Data to process:
##############################

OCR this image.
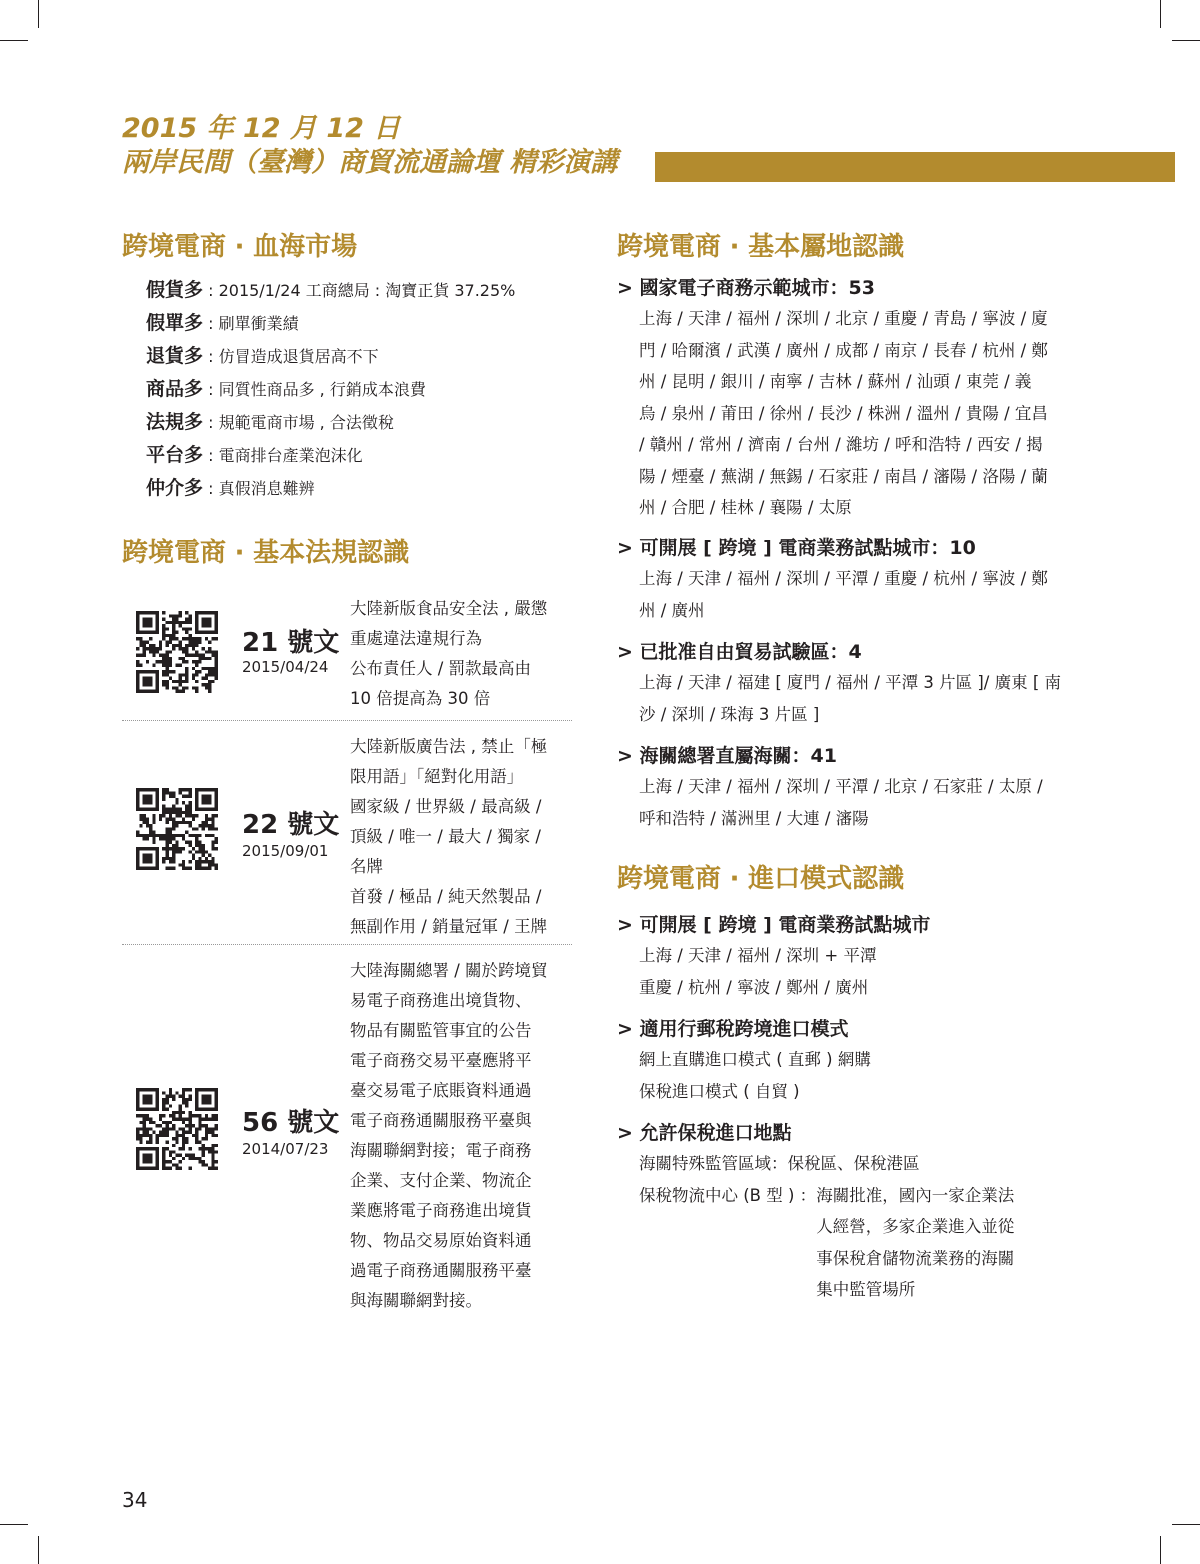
2015 年 12 月 12 日
兩岸民間（臺灣）商貿流通論壇 精彩演講
跨境電商 ‧ 血海市場
假貨多 : 2015/1/24 工商總局 : 淘寶正貨 37.25%
假單多 : 刷單衝業績
退貨多 : 仿冒造成退貨居高不下
商品多 : 同質性商品多 , 行銷成本浪費
法規多 : 規範電商市場 , 合法徵稅
平台多 : 電商排台產業泡沫化
仲介多 : 真假消息難辨
跨境電商 ‧ 基本法規認識
21 號文
2015/04/24
大陸新版食品安全法 , 嚴懲
重處違法違規行為
公布責任人 / 罰款最高由
10 倍提高為 30 倍
22 號文
2015/09/01
大陸新版廣告法 , 禁止「極
限用語」「絕對化用語」
國家級 / 世界級 / 最高級 /
頂級 / 唯一 / 最大 / 獨家 /
名牌
首發 / 極品 / 純天然製品 /
無副作用 / 銷量冠軍 / 王牌
56 號文
2014/07/23
大陸海關總署 / 關於跨境貿
易電子商務進出境貨物、
物品有關監管事宜的公告
電子商務交易平臺應將平
臺交易電子底賬資料通過
電子商務通關服務平臺與
海關聯網對接；電子商務
企業、支付企業、物流企
業應將電子商務進出境貨
物、物品交易原始資料通
過電子商務通關服務平臺
與海關聯網對接。
跨境電商 ‧ 基本屬地認識
> 國家電子商務示範城市：53
上海 / 天津 / 福州 / 深圳 / 北京 / 重慶 / 青島 / 寧波 / 廈
門 / 哈爾濱 / 武漢 / 廣州 / 成都 / 南京 / 長春 / 杭州 / 鄭
州 / 昆明 / 銀川 / 南寧 / 吉林 / 蘇州 / 汕頭 / 東莞 / 義
烏 / 泉州 / 莆田 / 徐州 / 長沙 / 株洲 / 溫州 / 貴陽 / 宜昌
/ 贛州 / 常州 / 濟南 / 台州 / 濰坊 / 呼和浩特 / 西安 / 揭
陽 / 煙臺 / 蕪湖 / 無錫 / 石家莊 / 南昌 / 瀋陽 / 洛陽 / 蘭
州 / 合肥 / 桂林 / 襄陽 / 太原
> 可開展 [ 跨境 ] 電商業務試點城市：10
上海 / 天津 / 福州 / 深圳 / 平潭 / 重慶 / 杭州 / 寧波 / 鄭
州 / 廣州
> 已批准自由貿易試驗區：4
上海 / 天津 / 福建 [ 廈門 / 福州 / 平潭 3 片區 ]/ 廣東 [ 南
沙 / 深圳 / 珠海 3 片區 ]
> 海關總署直屬海關：41
上海 / 天津 / 福州 / 深圳 / 平潭 / 北京 / 石家莊 / 太原 /
呼和浩特 / 滿洲里 / 大連 / 瀋陽
跨境電商 ‧ 進口模式認識
> 可開展 [ 跨境 ] 電商業務試點城市
上海 / 天津 / 福州 / 深圳 + 平潭
重慶 / 杭州 / 寧波 / 鄭州 / 廣州
> 適用行郵稅跨境進口模式
網上直購進口模式 ( 直郵 ) 網購
保稅進口模式 ( 自貿 )
> 允許保稅進口地點
海關特殊監管區域：保稅區、保稅港區
保稅物流中心 (B 型 ) ： 海關批准，國內一家企業法
人經營，多家企業進入並從
事保稅倉儲物流業務的海關
集中監管場所
34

##############################

Directive: Print the full listing exactly, dropping the pictures.

Full solution:
OCR this image.
2015 年 12 月 12 日
兩岸民間（臺灣）商貿流通論壇 精彩演講
跨境電商 ‧ 血海市場
假貨多 : 2015/1/24 工商總局 : 淘寶正貨 37.25%
假單多 : 刷單衝業績
退貨多 : 仿冒造成退貨居高不下
商品多 : 同質性商品多 , 行銷成本浪費
法規多 : 規範電商市場 , 合法徵稅
平台多 : 電商排台產業泡沫化
仲介多 : 真假消息難辨
跨境電商 ‧ 基本法規認識
21 號文
2015/04/24
大陸新版食品安全法 , 嚴懲
重處違法違規行為
公布責任人 / 罰款最高由
10 倍提高為 30 倍
22 號文
2015/09/01
大陸新版廣告法 , 禁止「極
限用語」「絕對化用語」
國家級 / 世界級 / 最高級 /
頂級 / 唯一 / 最大 / 獨家 /
名牌
首發 / 極品 / 純天然製品 /
無副作用 / 銷量冠軍 / 王牌
56 號文
2014/07/23
大陸海關總署 / 關於跨境貿
易電子商務進出境貨物、
物品有關監管事宜的公告
電子商務交易平臺應將平
臺交易電子底賬資料通過
電子商務通關服務平臺與
海關聯網對接；電子商務
企業、支付企業、物流企
業應將電子商務進出境貨
物、物品交易原始資料通
過電子商務通關服務平臺
與海關聯網對接。
跨境電商 ‧ 基本屬地認識
> 國家電子商務示範城市：53
上海 / 天津 / 福州 / 深圳 / 北京 / 重慶 / 青島 / 寧波 / 廈
門 / 哈爾濱 / 武漢 / 廣州 / 成都 / 南京 / 長春 / 杭州 / 鄭
州 / 昆明 / 銀川 / 南寧 / 吉林 / 蘇州 / 汕頭 / 東莞 / 義
烏 / 泉州 / 莆田 / 徐州 / 長沙 / 株洲 / 溫州 / 貴陽 / 宜昌
/ 贛州 / 常州 / 濟南 / 台州 / 濰坊 / 呼和浩特 / 西安 / 揭
陽 / 煙臺 / 蕪湖 / 無錫 / 石家莊 / 南昌 / 瀋陽 / 洛陽 / 蘭
州 / 合肥 / 桂林 / 襄陽 / 太原
> 可開展 [ 跨境 ] 電商業務試點城市：10
上海 / 天津 / 福州 / 深圳 / 平潭 / 重慶 / 杭州 / 寧波 / 鄭
州 / 廣州
> 已批准自由貿易試驗區：4
上海 / 天津 / 福建 [ 廈門 / 福州 / 平潭 3 片區 ]/ 廣東 [ 南
沙 / 深圳 / 珠海 3 片區 ]
> 海關總署直屬海關：41
上海 / 天津 / 福州 / 深圳 / 平潭 / 北京 / 石家莊 / 太原 /
呼和浩特 / 滿洲里 / 大連 / 瀋陽
跨境電商 ‧ 進口模式認識
> 可開展 [ 跨境 ] 電商業務試點城市
上海 / 天津 / 福州 / 深圳 + 平潭
重慶 / 杭州 / 寧波 / 鄭州 / 廣州
> 適用行郵稅跨境進口模式
網上直購進口模式 ( 直郵 ) 網購
保稅進口模式 ( 自貿 )
> 允許保稅進口地點
海關特殊監管區域：保稅區、保稅港區
保稅物流中心 (B 型 ) ： 海關批准，國內一家企業法
人經營，多家企業進入並從
事保稅倉儲物流業務的海關
集中監管場所
34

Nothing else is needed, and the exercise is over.